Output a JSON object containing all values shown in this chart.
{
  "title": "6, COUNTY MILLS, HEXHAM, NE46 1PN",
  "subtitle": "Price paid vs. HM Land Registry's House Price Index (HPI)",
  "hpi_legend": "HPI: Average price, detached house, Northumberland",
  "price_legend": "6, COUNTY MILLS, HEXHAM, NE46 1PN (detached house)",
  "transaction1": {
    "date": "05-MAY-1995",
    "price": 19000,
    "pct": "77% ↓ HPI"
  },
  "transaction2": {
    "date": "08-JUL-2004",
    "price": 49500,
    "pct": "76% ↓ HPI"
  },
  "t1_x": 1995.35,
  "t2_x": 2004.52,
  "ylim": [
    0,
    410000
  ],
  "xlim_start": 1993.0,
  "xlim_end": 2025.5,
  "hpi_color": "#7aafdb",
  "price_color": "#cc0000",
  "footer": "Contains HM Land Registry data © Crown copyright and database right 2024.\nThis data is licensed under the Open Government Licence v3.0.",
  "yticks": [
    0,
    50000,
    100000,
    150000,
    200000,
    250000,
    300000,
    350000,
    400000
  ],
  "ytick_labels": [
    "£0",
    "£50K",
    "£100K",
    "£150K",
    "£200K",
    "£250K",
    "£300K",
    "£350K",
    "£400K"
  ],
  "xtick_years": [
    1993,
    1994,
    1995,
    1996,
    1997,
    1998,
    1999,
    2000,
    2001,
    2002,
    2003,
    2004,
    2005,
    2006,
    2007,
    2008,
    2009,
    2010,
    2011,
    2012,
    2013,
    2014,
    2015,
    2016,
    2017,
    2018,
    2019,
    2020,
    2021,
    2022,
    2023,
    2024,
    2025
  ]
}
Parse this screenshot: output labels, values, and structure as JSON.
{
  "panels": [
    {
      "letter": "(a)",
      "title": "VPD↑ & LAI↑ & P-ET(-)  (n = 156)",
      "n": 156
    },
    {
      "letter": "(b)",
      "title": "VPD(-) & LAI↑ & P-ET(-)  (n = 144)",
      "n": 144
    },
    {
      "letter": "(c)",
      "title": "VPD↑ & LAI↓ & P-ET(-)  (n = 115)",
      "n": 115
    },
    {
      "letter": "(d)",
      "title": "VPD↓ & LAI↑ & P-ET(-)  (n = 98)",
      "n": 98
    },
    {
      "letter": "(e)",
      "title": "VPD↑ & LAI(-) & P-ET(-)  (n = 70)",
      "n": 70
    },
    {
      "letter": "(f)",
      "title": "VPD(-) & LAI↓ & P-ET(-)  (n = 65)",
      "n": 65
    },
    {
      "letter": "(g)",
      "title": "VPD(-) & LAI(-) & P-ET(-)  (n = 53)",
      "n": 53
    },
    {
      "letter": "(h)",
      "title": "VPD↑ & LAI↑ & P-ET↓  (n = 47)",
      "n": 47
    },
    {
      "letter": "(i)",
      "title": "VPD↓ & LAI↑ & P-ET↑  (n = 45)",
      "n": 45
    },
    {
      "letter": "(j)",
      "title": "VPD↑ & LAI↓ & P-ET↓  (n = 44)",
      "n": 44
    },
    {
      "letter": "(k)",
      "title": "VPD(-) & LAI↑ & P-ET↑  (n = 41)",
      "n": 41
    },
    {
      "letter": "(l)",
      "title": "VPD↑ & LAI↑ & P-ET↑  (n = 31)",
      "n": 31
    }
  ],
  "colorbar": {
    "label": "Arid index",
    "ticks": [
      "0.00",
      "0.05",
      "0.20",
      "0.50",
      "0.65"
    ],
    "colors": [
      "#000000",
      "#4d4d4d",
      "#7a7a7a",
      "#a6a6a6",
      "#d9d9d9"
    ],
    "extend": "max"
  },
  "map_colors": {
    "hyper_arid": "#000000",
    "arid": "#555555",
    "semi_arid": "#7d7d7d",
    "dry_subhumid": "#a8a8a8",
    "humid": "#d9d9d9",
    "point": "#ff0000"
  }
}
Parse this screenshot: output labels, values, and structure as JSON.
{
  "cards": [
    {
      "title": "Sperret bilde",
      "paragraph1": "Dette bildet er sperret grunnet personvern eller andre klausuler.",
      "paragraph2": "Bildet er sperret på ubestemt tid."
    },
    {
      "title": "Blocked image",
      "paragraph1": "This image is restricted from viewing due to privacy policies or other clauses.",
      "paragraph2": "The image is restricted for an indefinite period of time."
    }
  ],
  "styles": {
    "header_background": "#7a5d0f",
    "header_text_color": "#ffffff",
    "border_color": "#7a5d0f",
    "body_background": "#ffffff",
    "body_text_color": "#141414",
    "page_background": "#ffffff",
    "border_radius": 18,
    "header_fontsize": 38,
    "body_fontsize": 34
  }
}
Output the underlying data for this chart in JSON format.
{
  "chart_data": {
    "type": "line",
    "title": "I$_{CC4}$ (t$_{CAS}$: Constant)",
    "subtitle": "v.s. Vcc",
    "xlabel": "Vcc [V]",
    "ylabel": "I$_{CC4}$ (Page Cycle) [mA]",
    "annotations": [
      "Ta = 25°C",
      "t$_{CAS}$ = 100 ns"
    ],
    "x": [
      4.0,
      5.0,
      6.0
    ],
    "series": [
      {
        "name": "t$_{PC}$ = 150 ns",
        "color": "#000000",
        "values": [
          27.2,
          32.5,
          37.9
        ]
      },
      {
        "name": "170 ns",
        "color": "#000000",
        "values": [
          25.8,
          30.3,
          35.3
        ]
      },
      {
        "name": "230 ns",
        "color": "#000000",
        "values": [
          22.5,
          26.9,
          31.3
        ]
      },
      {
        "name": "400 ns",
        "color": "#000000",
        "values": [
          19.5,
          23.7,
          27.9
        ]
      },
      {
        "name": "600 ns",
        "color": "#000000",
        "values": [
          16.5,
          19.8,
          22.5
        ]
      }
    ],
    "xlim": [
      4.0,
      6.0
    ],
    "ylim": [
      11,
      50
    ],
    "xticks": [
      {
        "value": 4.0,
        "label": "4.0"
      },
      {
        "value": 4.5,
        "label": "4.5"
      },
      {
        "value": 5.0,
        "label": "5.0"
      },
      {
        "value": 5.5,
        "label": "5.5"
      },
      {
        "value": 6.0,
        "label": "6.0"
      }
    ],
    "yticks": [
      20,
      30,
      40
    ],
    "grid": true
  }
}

========================================

Exactly reproduce every line of the records.

Output a JSON object containing all values shown in this chart.
{
  "title": "6, COUNTY MILLS, HEXHAM, NE46 1PN",
  "subtitle": "Price paid vs. HM Land Registry's House Price Index (HPI)",
  "hpi_legend": "HPI: Average price, detached house, Northumberland",
  "price_legend": "6, COUNTY MILLS, HEXHAM, NE46 1PN (detached house)",
  "transaction1": {
    "date": "05-MAY-1995",
    "price": 19000,
    "pct": "77% ↓ HPI"
  },
  "transaction2": {
    "date": "08-JUL-2004",
    "price": 49500,
    "pct": "76% ↓ HPI"
  },
  "t1_x": 1995.35,
  "t2_x": 2004.52,
  "ylim": [
    0,
    410000
  ],
  "xlim_start": 1993.0,
  "xlim_end": 2025.5,
  "hpi_color": "#7aafdb",
  "price_color": "#cc0000",
  "footer": "Contains HM Land Registry data © Crown copyright and database right 2024.\nThis data is licensed under the Open Government Licence v3.0.",
  "yticks": [
    0,
    50000,
    100000,
    150000,
    200000,
    250000,
    300000,
    350000,
    400000
  ],
  "ytick_labels": [
    "£0",
    "£50K",
    "£100K",
    "£150K",
    "£200K",
    "£250K",
    "£300K",
    "£350K",
    "£400K"
  ],
  "xtick_years": [
    1993,
    1994,
    1995,
    1996,
    1997,
    1998,
    1999,
    2000,
    2001,
    2002,
    2003,
    2004,
    2005,
    2006,
    2007,
    2008,
    2009,
    2010,
    2011,
    2012,
    2013,
    2014,
    2015,
    2016,
    2017,
    2018,
    2019,
    2020,
    2021,
    2022,
    2023,
    2024,
    2025
  ]
}
Parse this screenshot: output labels, values, and structure as JSON.
{
  "panels": [
    {
      "letter": "(a)",
      "title": "VPD↑ & LAI↑ & P-ET(-)  (n = 156)",
      "n": 156
    },
    {
      "letter": "(b)",
      "title": "VPD(-) & LAI↑ & P-ET(-)  (n = 144)",
      "n": 144
    },
    {
      "letter": "(c)",
      "title": "VPD↑ & LAI↓ & P-ET(-)  (n = 115)",
      "n": 115
    },
    {
      "letter": "(d)",
      "title": "VPD↓ & LAI↑ & P-ET(-)  (n = 98)",
      "n": 98
    },
    {
      "letter": "(e)",
      "title": "VPD↑ & LAI(-) & P-ET(-)  (n = 70)",
      "n": 70
    },
    {
      "letter": "(f)",
      "title": "VPD(-) & LAI↓ & P-ET(-)  (n = 65)",
      "n": 65
    },
    {
      "letter": "(g)",
      "title": "VPD(-) & LAI(-) & P-ET(-)  (n = 53)",
      "n": 53
    },
    {
      "letter": "(h)",
      "title": "VPD↑ & LAI↑ & P-ET↓  (n = 47)",
      "n": 47
    },
    {
      "letter": "(i)",
      "title": "VPD↓ & LAI↑ & P-ET↑  (n = 45)",
      "n": 45
    },
    {
      "letter": "(j)",
      "title": "VPD↑ & LAI↓ & P-ET↓  (n = 44)",
      "n": 44
    },
    {
      "letter": "(k)",
      "title": "VPD(-) & LAI↑ & P-ET↑  (n = 41)",
      "n": 41
    },
    {
      "letter": "(l)",
      "title": "VPD↑ & LAI↑ & P-ET↑  (n = 31)",
      "n": 31
    }
  ],
  "colorbar": {
    "label": "Arid index",
    "ticks": [
      "0.00",
      "0.05",
      "0.20",
      "0.50",
      "0.65"
    ],
    "colors": [
      "#000000",
      "#4d4d4d",
      "#7a7a7a",
      "#a6a6a6",
      "#d9d9d9"
    ],
    "extend": "max"
  },
  "map_colors": {
    "hyper_arid": "#000000",
    "arid": "#555555",
    "semi_arid": "#7d7d7d",
    "dry_subhumid": "#a8a8a8",
    "humid": "#d9d9d9",
    "point": "#ff0000"
  }
}
Parse this screenshot: output labels, values, and structure as JSON.
{
  "cards": [
    {
      "title": "Sperret bilde",
      "paragraph1": "Dette bildet er sperret grunnet personvern eller andre klausuler.",
      "paragraph2": "Bildet er sperret på ubestemt tid."
    },
    {
      "title": "Blocked image",
      "paragraph1": "This image is restricted from viewing due to privacy policies or other clauses.",
      "paragraph2": "The image is restricted for an indefinite period of time."
    }
  ],
  "styles": {
    "header_background": "#7a5d0f",
    "header_text_color": "#ffffff",
    "border_color": "#7a5d0f",
    "body_background": "#ffffff",
    "body_text_color": "#141414",
    "page_background": "#ffffff",
    "border_radius": 18,
    "header_fontsize": 38,
    "body_fontsize": 34
  }
}
Output the underlying data for this chart in JSON format.
{
  "chart_data": {
    "type": "line",
    "title": "I$_{CC4}$ (t$_{CAS}$: Constant)",
    "subtitle": "v.s. Vcc",
    "xlabel": "Vcc [V]",
    "ylabel": "I$_{CC4}$ (Page Cycle) [mA]",
    "annotations": [
      "Ta = 25°C",
      "t$_{CAS}$ = 100 ns"
    ],
    "x": [
      4.0,
      5.0,
      6.0
    ],
    "series": [
      {
        "name": "t$_{PC}$ = 150 ns",
        "color": "#000000",
        "values": [
          27.2,
          32.5,
          37.9
        ]
      },
      {
        "name": "170 ns",
        "color": "#000000",
        "values": [
          25.8,
          30.3,
          35.3
        ]
      },
      {
        "name": "230 ns",
        "color": "#000000",
        "values": [
          22.5,
          26.9,
          31.3
        ]
      },
      {
        "name": "400 ns",
        "color": "#000000",
        "values": [
          19.5,
          23.7,
          27.9
        ]
      },
      {
        "name": "600 ns",
        "color": "#000000",
        "values": [
          16.5,
          19.8,
          22.5
        ]
      }
    ],
    "xlim": [
      4.0,
      6.0
    ],
    "ylim": [
      11,
      50
    ],
    "xticks": [
      {
        "value": 4.0,
        "label": "4.0"
      },
      {
        "value": 4.5,
        "label": "4.5"
      },
      {
        "value": 5.0,
        "label": "5.0"
      },
      {
        "value": 5.5,
        "label": "5.5"
      },
      {
        "value": 6.0,
        "label": "6.0"
      }
    ],
    "yticks": [
      20,
      30,
      40
    ],
    "grid": true
  }
}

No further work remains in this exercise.